- _SET TASK_: Reproduce only the lines that begin at the line with "Type out the text in this image." and run to the end of the entries; omit every picture.

___

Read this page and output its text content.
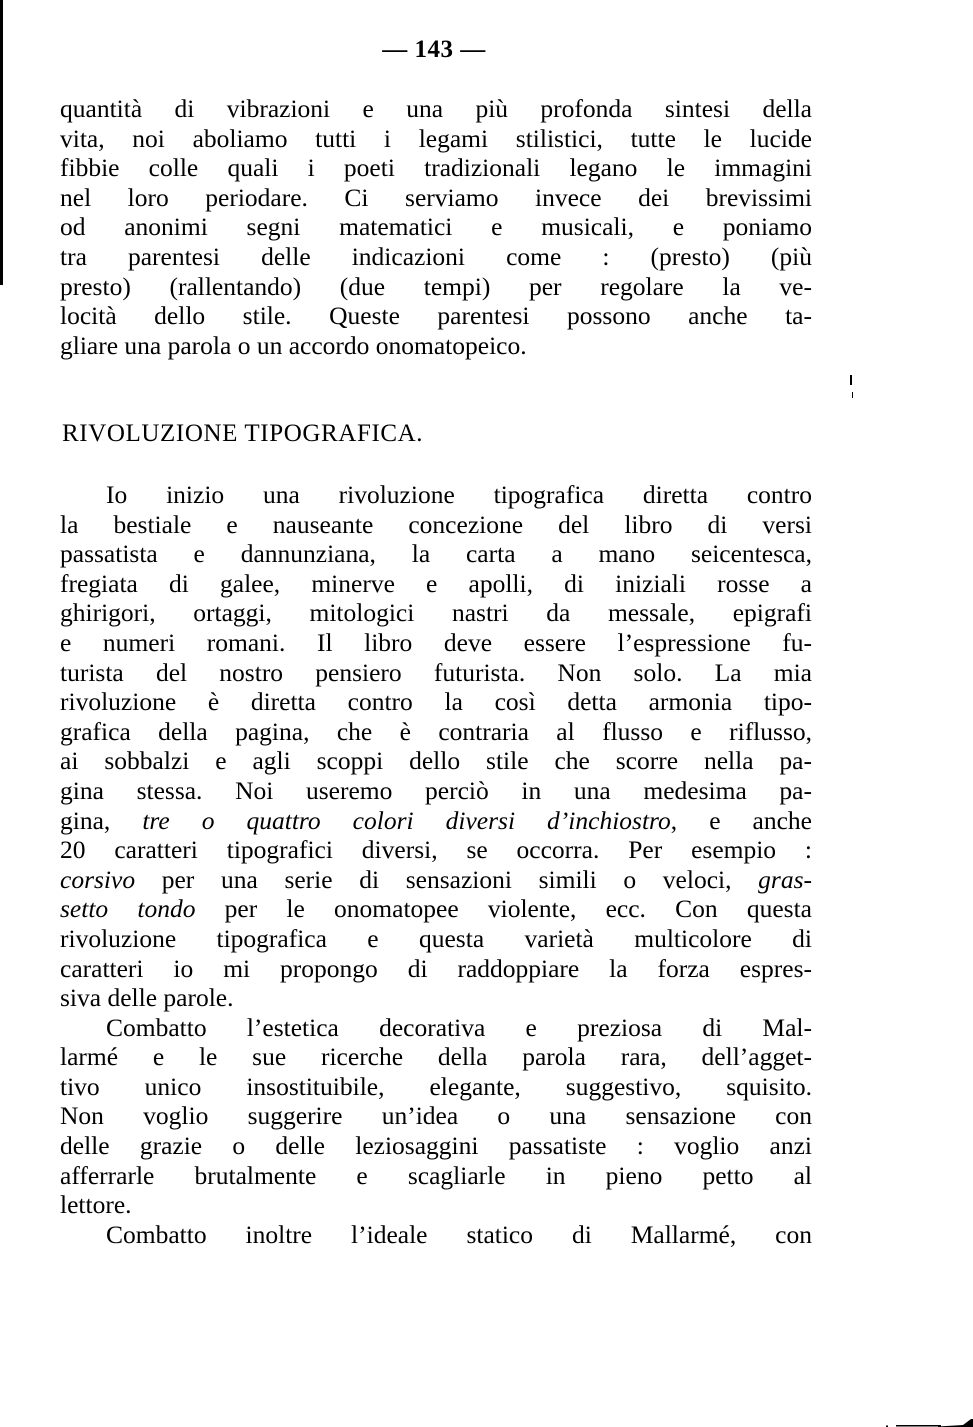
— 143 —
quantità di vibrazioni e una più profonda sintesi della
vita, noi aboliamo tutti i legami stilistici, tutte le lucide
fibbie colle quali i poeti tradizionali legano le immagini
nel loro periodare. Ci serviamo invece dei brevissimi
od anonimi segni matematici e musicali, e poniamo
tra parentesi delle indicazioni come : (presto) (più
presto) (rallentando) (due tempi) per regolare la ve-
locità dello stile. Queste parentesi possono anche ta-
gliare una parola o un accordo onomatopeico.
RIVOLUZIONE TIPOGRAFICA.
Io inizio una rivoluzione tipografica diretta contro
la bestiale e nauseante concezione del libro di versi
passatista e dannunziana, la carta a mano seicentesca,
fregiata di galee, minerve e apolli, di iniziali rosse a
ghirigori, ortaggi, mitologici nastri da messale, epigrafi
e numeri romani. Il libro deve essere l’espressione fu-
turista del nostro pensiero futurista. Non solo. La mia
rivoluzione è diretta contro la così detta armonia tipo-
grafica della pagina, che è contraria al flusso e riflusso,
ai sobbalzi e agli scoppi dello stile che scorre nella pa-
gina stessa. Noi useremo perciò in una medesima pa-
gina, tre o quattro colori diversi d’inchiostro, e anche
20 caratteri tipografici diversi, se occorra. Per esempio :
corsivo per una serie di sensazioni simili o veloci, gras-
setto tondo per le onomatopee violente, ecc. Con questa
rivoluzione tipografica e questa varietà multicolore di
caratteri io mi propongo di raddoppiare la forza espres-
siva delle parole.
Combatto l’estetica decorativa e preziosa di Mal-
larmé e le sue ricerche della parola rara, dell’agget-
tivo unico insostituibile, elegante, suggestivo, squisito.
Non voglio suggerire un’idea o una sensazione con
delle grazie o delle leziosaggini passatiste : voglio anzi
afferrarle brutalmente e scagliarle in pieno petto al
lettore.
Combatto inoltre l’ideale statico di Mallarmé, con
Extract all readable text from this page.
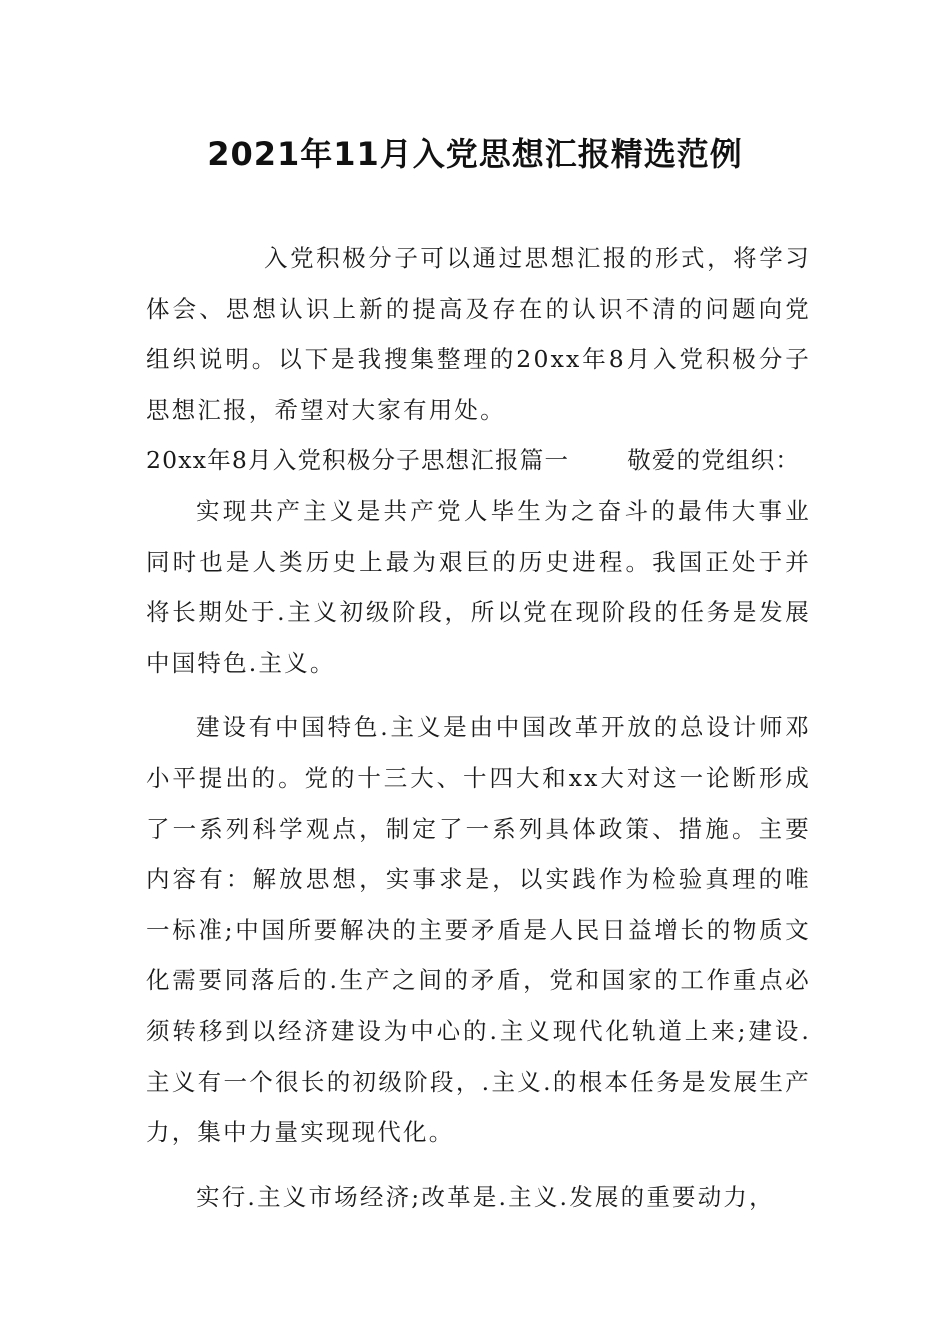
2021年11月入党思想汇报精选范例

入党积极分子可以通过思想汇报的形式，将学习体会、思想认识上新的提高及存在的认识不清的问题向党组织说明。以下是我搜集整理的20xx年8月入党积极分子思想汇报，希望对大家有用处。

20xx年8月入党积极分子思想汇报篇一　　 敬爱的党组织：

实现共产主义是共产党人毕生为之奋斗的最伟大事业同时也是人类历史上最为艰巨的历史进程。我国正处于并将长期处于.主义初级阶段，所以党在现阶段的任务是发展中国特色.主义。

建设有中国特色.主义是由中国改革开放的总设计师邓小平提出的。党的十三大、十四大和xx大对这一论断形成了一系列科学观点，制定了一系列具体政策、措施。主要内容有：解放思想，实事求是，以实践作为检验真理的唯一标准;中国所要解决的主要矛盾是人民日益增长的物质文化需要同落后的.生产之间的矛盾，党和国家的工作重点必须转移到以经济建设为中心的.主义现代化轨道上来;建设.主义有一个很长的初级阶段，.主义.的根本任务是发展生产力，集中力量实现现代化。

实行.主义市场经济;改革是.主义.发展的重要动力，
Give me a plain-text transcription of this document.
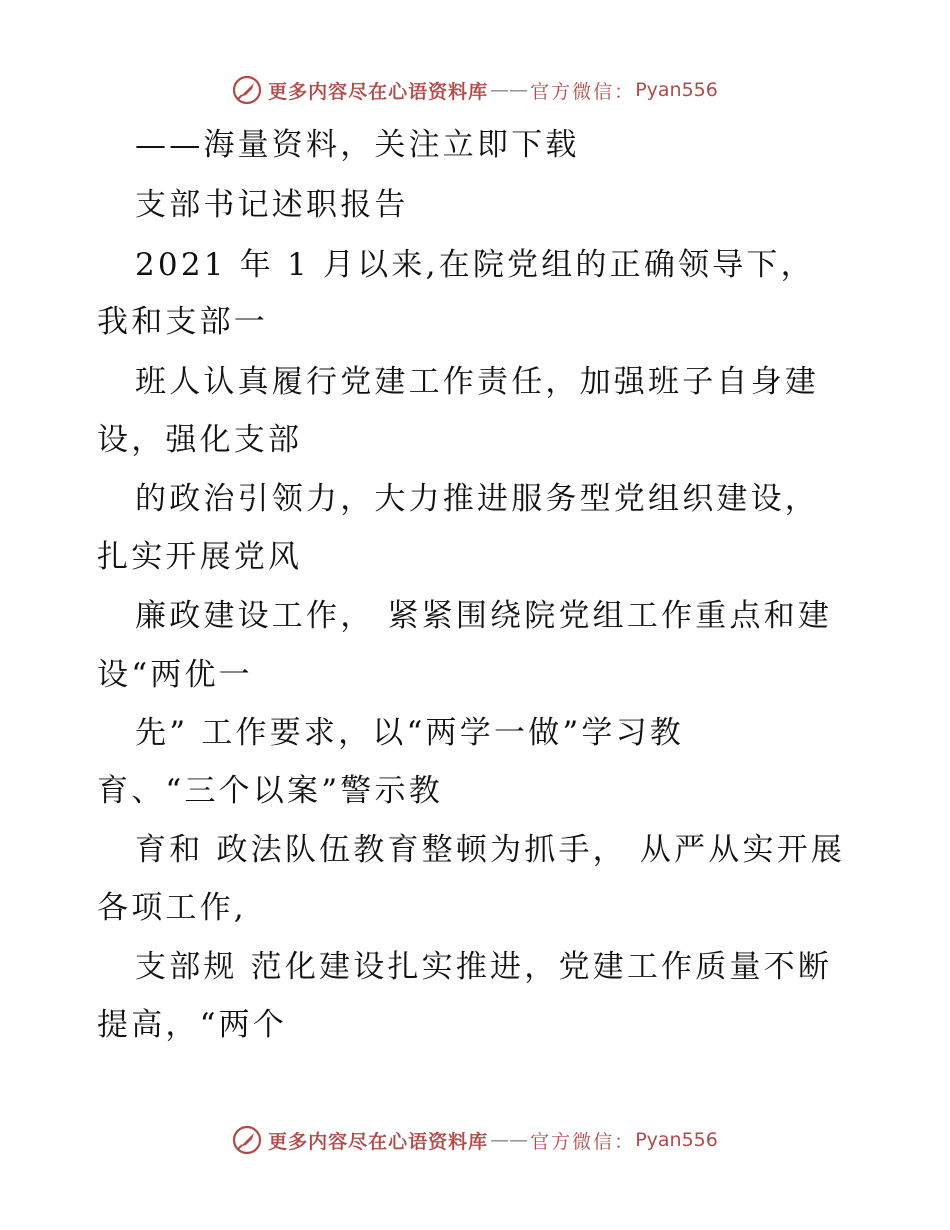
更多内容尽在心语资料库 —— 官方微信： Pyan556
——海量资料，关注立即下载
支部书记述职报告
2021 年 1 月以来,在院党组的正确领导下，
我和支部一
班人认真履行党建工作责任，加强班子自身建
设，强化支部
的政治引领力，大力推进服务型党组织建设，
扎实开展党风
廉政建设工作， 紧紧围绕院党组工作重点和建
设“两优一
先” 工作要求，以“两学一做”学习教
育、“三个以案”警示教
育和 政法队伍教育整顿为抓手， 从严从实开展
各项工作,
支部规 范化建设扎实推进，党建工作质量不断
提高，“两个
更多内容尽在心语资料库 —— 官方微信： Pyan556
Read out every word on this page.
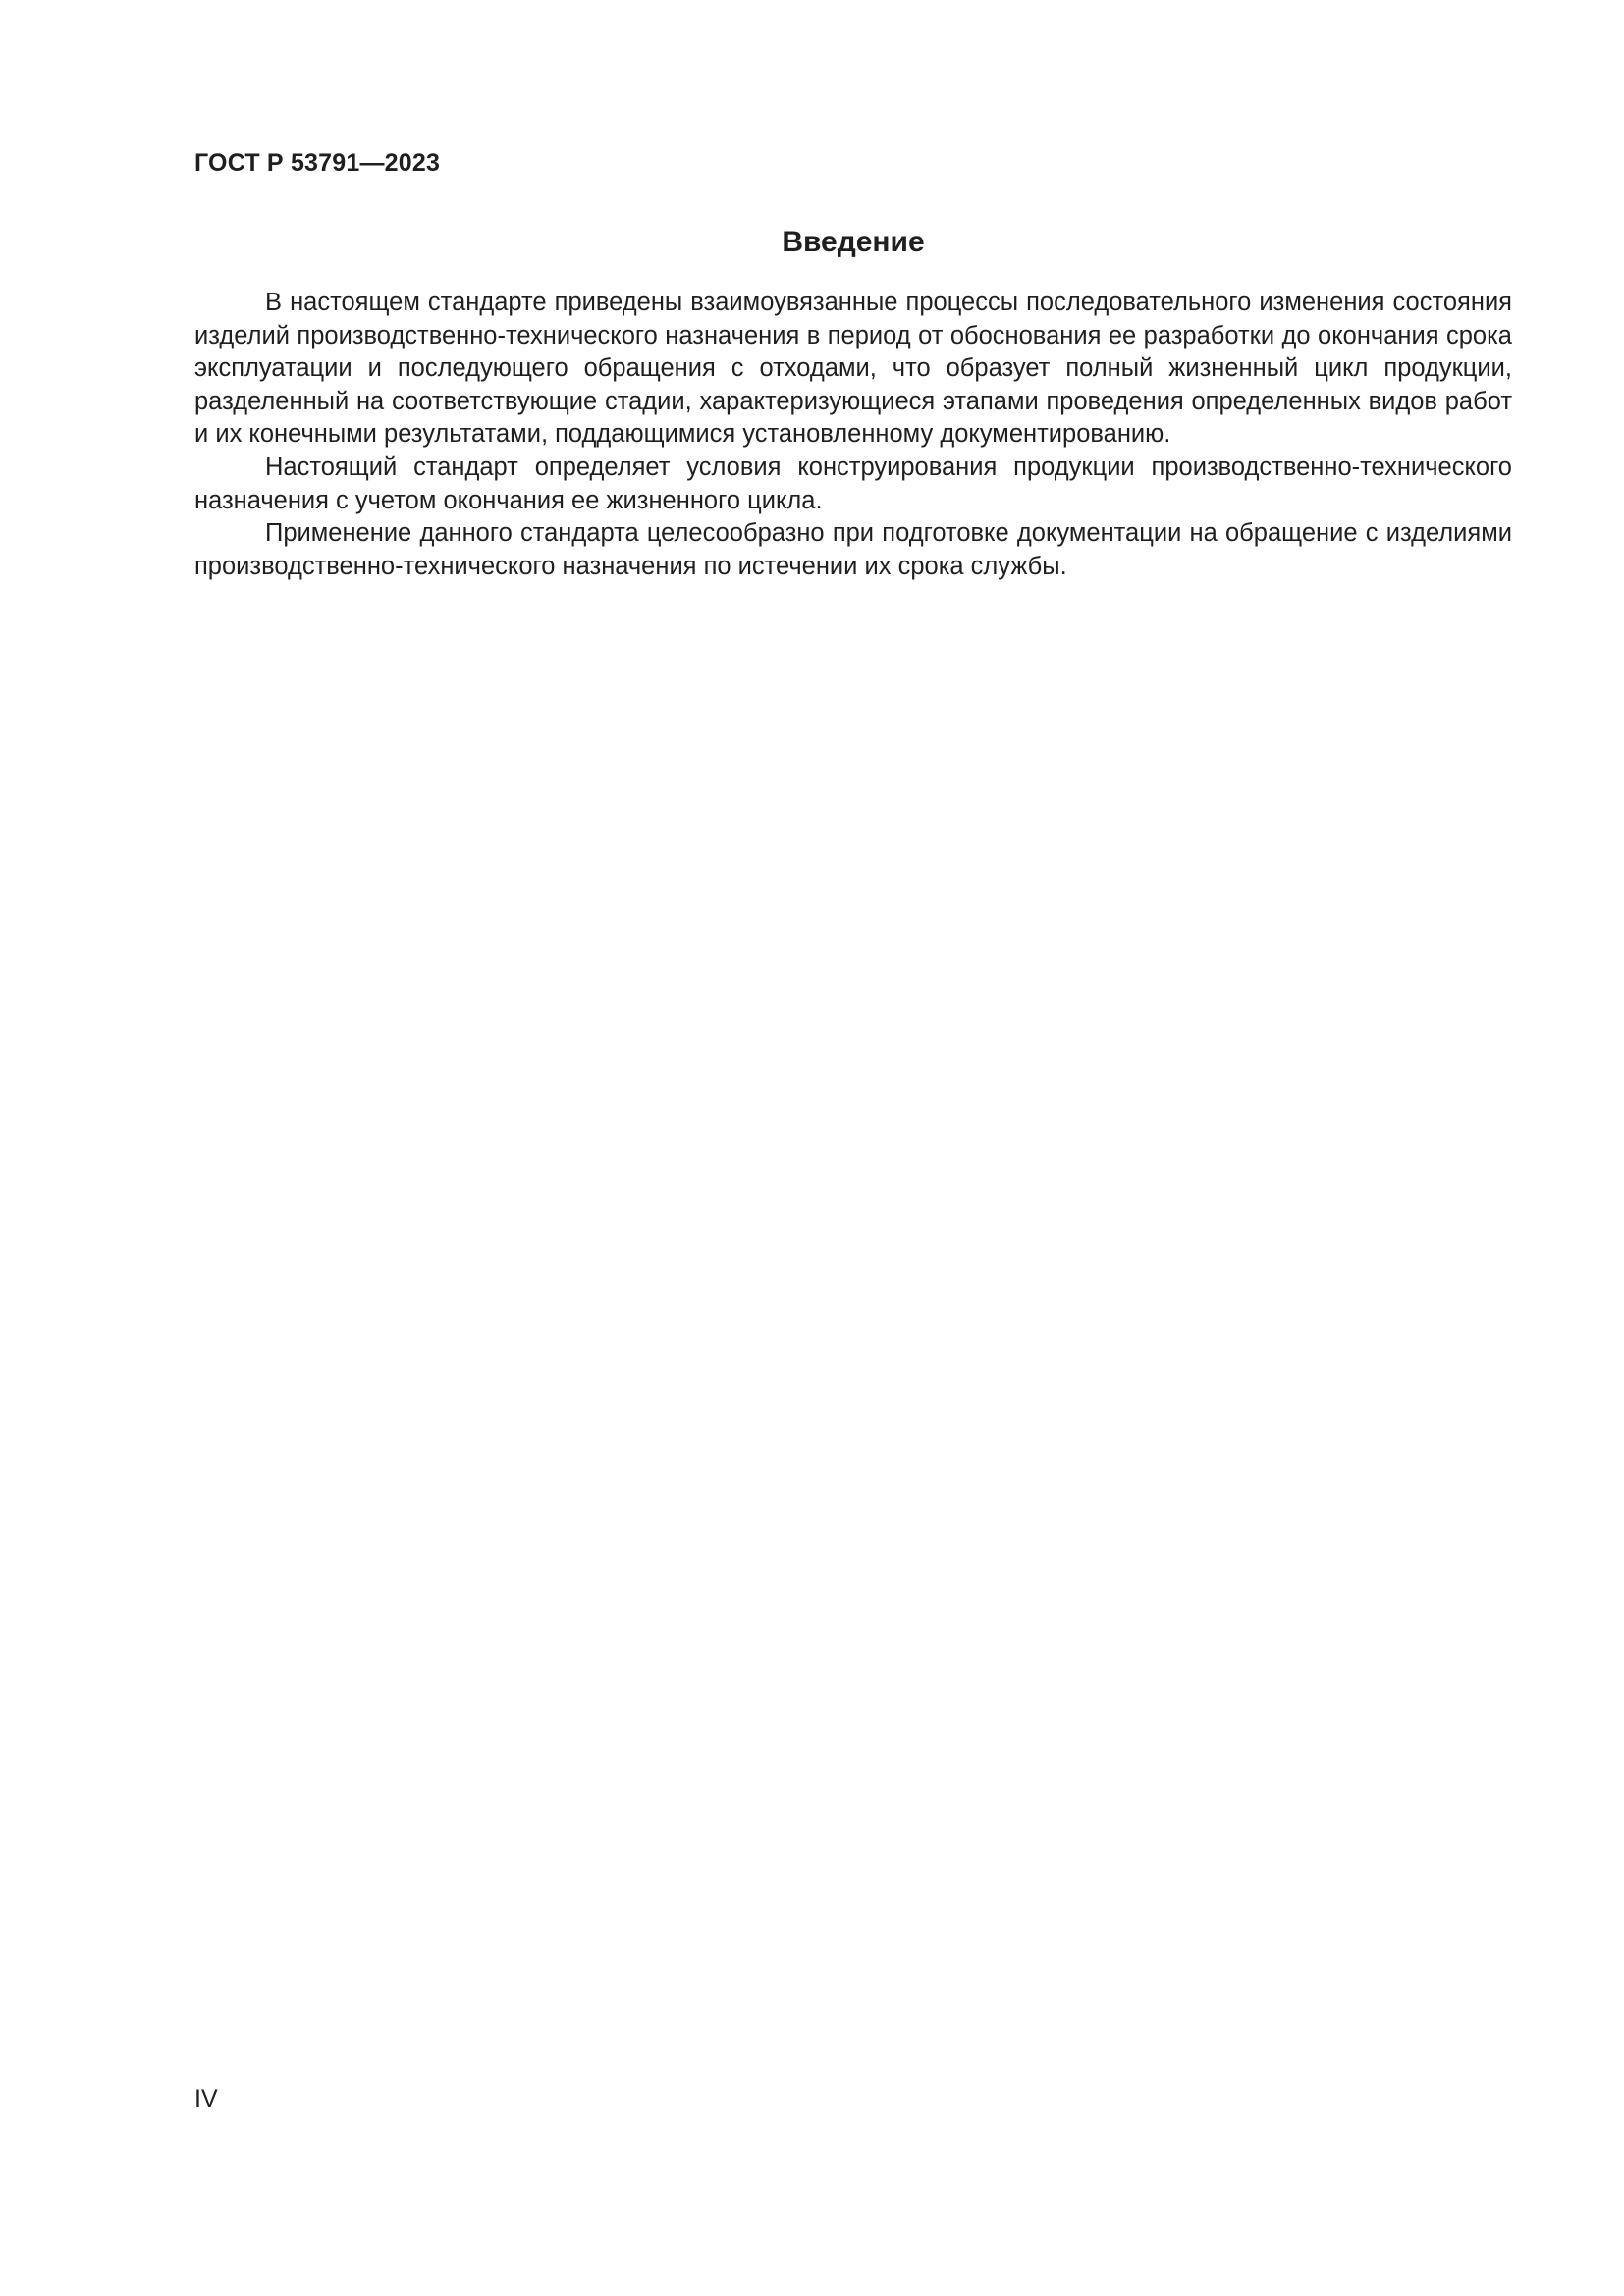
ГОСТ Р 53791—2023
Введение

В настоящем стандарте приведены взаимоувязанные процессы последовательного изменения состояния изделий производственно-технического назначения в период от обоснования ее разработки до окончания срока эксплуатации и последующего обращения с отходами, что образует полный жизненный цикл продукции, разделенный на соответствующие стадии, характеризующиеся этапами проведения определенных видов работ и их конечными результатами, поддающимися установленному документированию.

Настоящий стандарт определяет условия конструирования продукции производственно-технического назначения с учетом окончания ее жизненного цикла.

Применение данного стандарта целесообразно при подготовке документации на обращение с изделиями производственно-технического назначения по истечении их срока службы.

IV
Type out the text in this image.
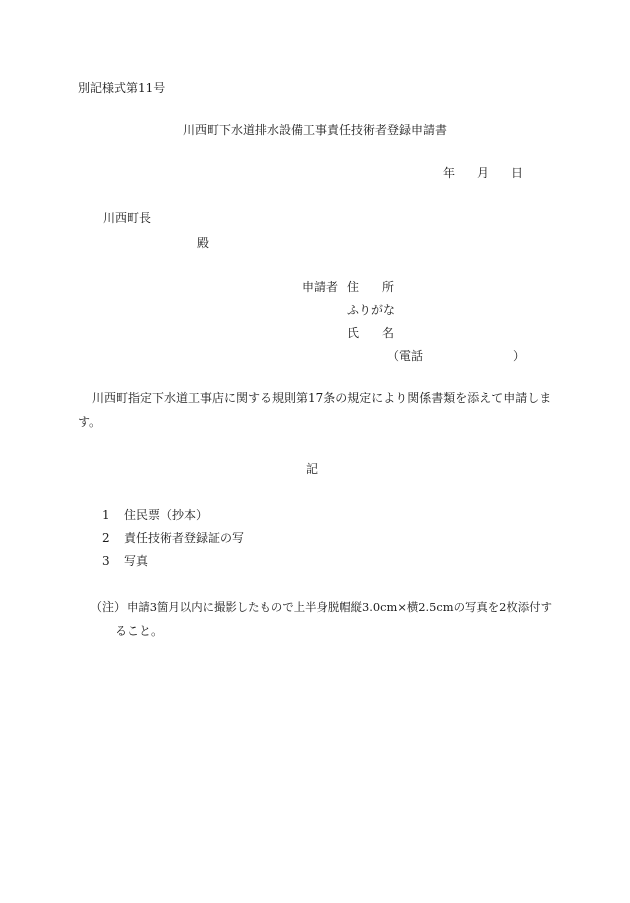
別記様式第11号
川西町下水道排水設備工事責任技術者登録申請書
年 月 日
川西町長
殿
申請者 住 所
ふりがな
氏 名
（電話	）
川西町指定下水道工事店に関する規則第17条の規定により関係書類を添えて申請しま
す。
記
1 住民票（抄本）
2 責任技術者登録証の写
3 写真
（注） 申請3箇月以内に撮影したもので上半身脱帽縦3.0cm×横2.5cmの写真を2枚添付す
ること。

___

- _RESULT OF THE TASK_:
Type out the text in this image.
別記様式第11号
川西町下水道排水設備工事責任技術者登録申請書
年 月 日
川西町長
殿
申請者 住 所
ふりがな
氏 名
（電話	）
川西町指定下水道工事店に関する規則第17条の規定により関係書類を添えて申請しま
す。
記
1 住民票（抄本）
2 責任技術者登録証の写
3 写真
（注） 申請3箇月以内に撮影したもので上半身脱帽縦3.0cm×横2.5cmの写真を2枚添付す
ること。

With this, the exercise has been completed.